Source document –
——
Sidecar or ambient?
An Istio service mesh is logically split into a data plane and a control plane.
The data plane is the set of proxies that mediate and control all network communication between microservices. They also collect and report telemetry on all mesh traffic.
The control plane manages and configures the proxies in the data plane.
Istio supports two main data plane modes:
- sidecar mode, which deploys an Envoy proxy along with each pod that you start in your cluster, or running alongside services running on VMs.
- ambient mode, which uses a per-node Layer 4 proxy, and optionally a per-namespace Envoy proxy for Layer 7 features.
You can opt certain namespaces or workloads into each mode.
Sidecar mode
Istio has been built on the sidecar pattern from its first release in 2017. Sidecar mode is well understood and thoroughly battle-tested, but comes with a resource cost and operational overhead.
——
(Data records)

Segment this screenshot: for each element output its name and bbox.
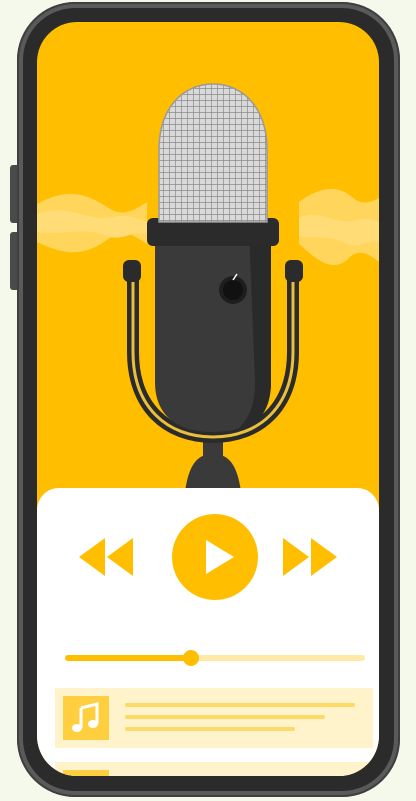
- rewind-button[interactable]: [75, 534, 135, 580]
- progress-fill: [65, 655, 191, 661]
- music-note-icon: [63, 770, 109, 776]
- music-note-icon: [72, 702, 99, 732]
- sound-wave-right: [299, 188, 379, 266]
- play-button[interactable]: [172, 514, 258, 600]
- sound-wave-left: [37, 193, 147, 253]
- player-card: [37, 488, 379, 776]
- play-icon: [206, 540, 234, 574]
- fast-forward-icon: [283, 538, 337, 576]
- progress-handle[interactable]: [183, 650, 199, 666]
- microphone-icon: [147, 83, 279, 432]
- track-meta-line: [125, 715, 325, 719]
- phone-frame: [17, 2, 400, 797]
- illustration-canvas: [0, 0, 416, 801]
- rewind-icon: [79, 538, 133, 576]
- list-item[interactable]: [55, 688, 373, 748]
- phone-screen: [37, 22, 379, 776]
- playback-controls: [37, 512, 379, 602]
- progress-bar[interactable]: [65, 650, 365, 666]
- list-item[interactable]: [55, 762, 373, 776]
- track-meta-line: [125, 727, 295, 731]
- track-thumbnail: [63, 770, 109, 776]
- microphone-hero: [37, 83, 379, 492]
- track-thumbnail: [63, 696, 109, 740]
- track-title-line: [125, 703, 355, 707]
- playlist: [55, 688, 373, 776]
- fast-forward-button[interactable]: [281, 534, 341, 580]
——
Problems to solve –
• a. Extract the part of the Istio overview from "The control plane" to "into each mode.".
• b. Which proxies does the Istio overview describe for its two data plane modes?
• c. Summarize the Istio overview in two sentences.
The rows have no connection to the Istio overview.

Solutions to each task –
• a.
The control plane manages and configures the proxies in the data plane.
Istio supports two main data plane modes:
- sidecar mode, which deploys an Envoy proxy along with each pod that you start in your cluster, or running alongside services running on VMs.
- ambient mode, which uses a per-node Layer 4 proxy, and optionally a per-namespace Envoy proxy for Layer 7 features.
You can opt certain namespaces or workloads into each mode.

• b.
- An Envoy proxy deployed along with each pod (or alongside services on VMs), used in sidecar mode
- A per-node Layer 4 proxy, used in ambient mode
- An optional per-namespace Envoy proxy for Layer 7 features, used in ambient mode

• c. An Istio service mesh has a data plane of proxies that mediate traffic between microservices and a control plane that manages and configures those proxies. Istio supports sidecar mode, which deploys an Envoy proxy with each pod and is well tested but carries resource and operational costs, and ambient mode, which uses a per-node Layer 4 proxy and optionally a per-namespace Envoy proxy for Layer 7 features.